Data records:
======
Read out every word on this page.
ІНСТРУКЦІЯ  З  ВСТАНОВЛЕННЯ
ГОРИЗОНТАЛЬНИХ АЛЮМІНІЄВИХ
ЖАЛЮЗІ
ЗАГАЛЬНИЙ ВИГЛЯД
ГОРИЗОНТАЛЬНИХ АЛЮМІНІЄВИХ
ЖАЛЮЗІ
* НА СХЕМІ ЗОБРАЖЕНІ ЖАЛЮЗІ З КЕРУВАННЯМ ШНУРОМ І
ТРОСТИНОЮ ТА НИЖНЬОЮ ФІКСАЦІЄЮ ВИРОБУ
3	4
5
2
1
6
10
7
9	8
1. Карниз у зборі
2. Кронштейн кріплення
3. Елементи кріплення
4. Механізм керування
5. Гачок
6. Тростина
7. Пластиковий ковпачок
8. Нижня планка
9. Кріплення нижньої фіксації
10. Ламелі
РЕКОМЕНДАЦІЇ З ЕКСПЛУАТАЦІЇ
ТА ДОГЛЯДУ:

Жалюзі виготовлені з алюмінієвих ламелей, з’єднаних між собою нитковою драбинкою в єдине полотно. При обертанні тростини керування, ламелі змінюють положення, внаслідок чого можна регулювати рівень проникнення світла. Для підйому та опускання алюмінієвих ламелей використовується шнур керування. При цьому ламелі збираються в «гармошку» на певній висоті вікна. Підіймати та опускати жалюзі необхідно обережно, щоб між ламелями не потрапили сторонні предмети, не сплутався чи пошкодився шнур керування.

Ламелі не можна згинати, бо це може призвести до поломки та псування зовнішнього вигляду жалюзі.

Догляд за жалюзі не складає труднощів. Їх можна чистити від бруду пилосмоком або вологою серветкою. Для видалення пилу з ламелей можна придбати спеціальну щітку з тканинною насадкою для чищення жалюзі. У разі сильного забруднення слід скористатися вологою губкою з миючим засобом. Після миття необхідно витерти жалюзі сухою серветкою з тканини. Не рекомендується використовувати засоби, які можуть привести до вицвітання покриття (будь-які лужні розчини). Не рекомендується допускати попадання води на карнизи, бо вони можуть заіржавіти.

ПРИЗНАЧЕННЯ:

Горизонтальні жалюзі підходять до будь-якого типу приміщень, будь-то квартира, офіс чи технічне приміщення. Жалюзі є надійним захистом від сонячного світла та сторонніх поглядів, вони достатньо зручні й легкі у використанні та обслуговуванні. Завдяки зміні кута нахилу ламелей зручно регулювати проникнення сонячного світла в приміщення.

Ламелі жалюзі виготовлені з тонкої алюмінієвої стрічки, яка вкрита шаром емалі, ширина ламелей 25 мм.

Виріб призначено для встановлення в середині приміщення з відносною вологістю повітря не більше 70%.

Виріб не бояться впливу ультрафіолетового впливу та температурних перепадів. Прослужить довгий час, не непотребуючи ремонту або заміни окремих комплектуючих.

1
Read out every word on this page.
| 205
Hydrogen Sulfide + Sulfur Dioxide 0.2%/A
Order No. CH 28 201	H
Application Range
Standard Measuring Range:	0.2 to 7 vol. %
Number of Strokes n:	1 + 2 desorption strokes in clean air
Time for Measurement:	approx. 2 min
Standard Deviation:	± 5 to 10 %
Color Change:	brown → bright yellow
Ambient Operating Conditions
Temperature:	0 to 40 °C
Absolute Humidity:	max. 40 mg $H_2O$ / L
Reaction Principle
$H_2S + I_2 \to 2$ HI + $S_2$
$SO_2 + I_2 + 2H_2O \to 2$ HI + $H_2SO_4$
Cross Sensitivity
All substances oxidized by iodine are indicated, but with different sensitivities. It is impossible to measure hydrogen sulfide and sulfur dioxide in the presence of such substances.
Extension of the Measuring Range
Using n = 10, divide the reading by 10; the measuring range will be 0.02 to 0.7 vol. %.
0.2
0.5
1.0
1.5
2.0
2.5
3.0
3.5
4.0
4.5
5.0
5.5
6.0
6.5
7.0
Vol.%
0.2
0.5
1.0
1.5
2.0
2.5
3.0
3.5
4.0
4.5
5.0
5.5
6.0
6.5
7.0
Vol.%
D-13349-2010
======
**REQUIREMENT:** Type the whole listing again, unaltered.

**EXPECTED ANSWER:**
Read out every word on this page.
ІНСТРУКЦІЯ  З  ВСТАНОВЛЕННЯ
ГОРИЗОНТАЛЬНИХ АЛЮМІНІЄВИХ
ЖАЛЮЗІ
ЗАГАЛЬНИЙ ВИГЛЯД
ГОРИЗОНТАЛЬНИХ АЛЮМІНІЄВИХ
ЖАЛЮЗІ
* НА СХЕМІ ЗОБРАЖЕНІ ЖАЛЮЗІ З КЕРУВАННЯМ ШНУРОМ І
ТРОСТИНОЮ ТА НИЖНЬОЮ ФІКСАЦІЄЮ ВИРОБУ
3	4
5
2
1
6
10
7
9	8
1. Карниз у зборі
2. Кронштейн кріплення
3. Елементи кріплення
4. Механізм керування
5. Гачок
6. Тростина
7. Пластиковий ковпачок
8. Нижня планка
9. Кріплення нижньої фіксації
10. Ламелі
РЕКОМЕНДАЦІЇ З ЕКСПЛУАТАЦІЇ
ТА ДОГЛЯДУ:

Жалюзі виготовлені з алюмінієвих ламелей, з’єднаних між собою нитковою драбинкою в єдине полотно. При обертанні тростини керування, ламелі змінюють положення, внаслідок чого можна регулювати рівень проникнення світла. Для підйому та опускання алюмінієвих ламелей використовується шнур керування. При цьому ламелі збираються в «гармошку» на певній висоті вікна. Підіймати та опускати жалюзі необхідно обережно, щоб між ламелями не потрапили сторонні предмети, не сплутався чи пошкодився шнур керування.

Ламелі не можна згинати, бо це може призвести до поломки та псування зовнішнього вигляду жалюзі.

Догляд за жалюзі не складає труднощів. Їх можна чистити від бруду пилосмоком або вологою серветкою. Для видалення пилу з ламелей можна придбати спеціальну щітку з тканинною насадкою для чищення жалюзі. У разі сильного забруднення слід скористатися вологою губкою з миючим засобом. Після миття необхідно витерти жалюзі сухою серветкою з тканини. Не рекомендується використовувати засоби, які можуть привести до вицвітання покриття (будь-які лужні розчини). Не рекомендується допускати попадання води на карнизи, бо вони можуть заіржавіти.

ПРИЗНАЧЕННЯ:

Горизонтальні жалюзі підходять до будь-якого типу приміщень, будь-то квартира, офіс чи технічне приміщення. Жалюзі є надійним захистом від сонячного світла та сторонніх поглядів, вони достатньо зручні й легкі у використанні та обслуговуванні. Завдяки зміні кута нахилу ламелей зручно регулювати проникнення сонячного світла в приміщення.

Ламелі жалюзі виготовлені з тонкої алюмінієвої стрічки, яка вкрита шаром емалі, ширина ламелей 25 мм.

Виріб призначено для встановлення в середині приміщення з відносною вологістю повітря не більше 70%.

Виріб не бояться впливу ультрафіолетового впливу та температурних перепадів. Прослужить довгий час, не непотребуючи ремонту або заміни окремих комплектуючих.

1
Read out every word on this page.
| 205
Hydrogen Sulfide + Sulfur Dioxide 0.2%/A
Order No. CH 28 201	H
Application Range
Standard Measuring Range:	0.2 to 7 vol. %
Number of Strokes n:	1 + 2 desorption strokes in clean air
Time for Measurement:	approx. 2 min
Standard Deviation:	± 5 to 10 %
Color Change:	brown → bright yellow
Ambient Operating Conditions
Temperature:	0 to 40 °C
Absolute Humidity:	max. 40 mg $H_2O$ / L
Reaction Principle
$H_2S + I_2 \to 2$ HI + $S_2$
$SO_2 + I_2 + 2H_2O \to 2$ HI + $H_2SO_4$
Cross Sensitivity
All substances oxidized by iodine are indicated, but with different sensitivities. It is impossible to measure hydrogen sulfide and sulfur dioxide in the presence of such substances.
Extension of the Measuring Range
Using n = 10, divide the reading by 10; the measuring range will be 0.02 to 0.7 vol. %.
0.2
0.5
1.0
1.5
2.0
2.5
3.0
3.5
4.0
4.5
5.0
5.5
6.0
6.5
7.0
Vol.%
0.2
0.5
1.0
1.5
2.0
2.5
3.0
3.5
4.0
4.5
5.0
5.5
6.0
6.5
7.0
Vol.%
D-13349-2010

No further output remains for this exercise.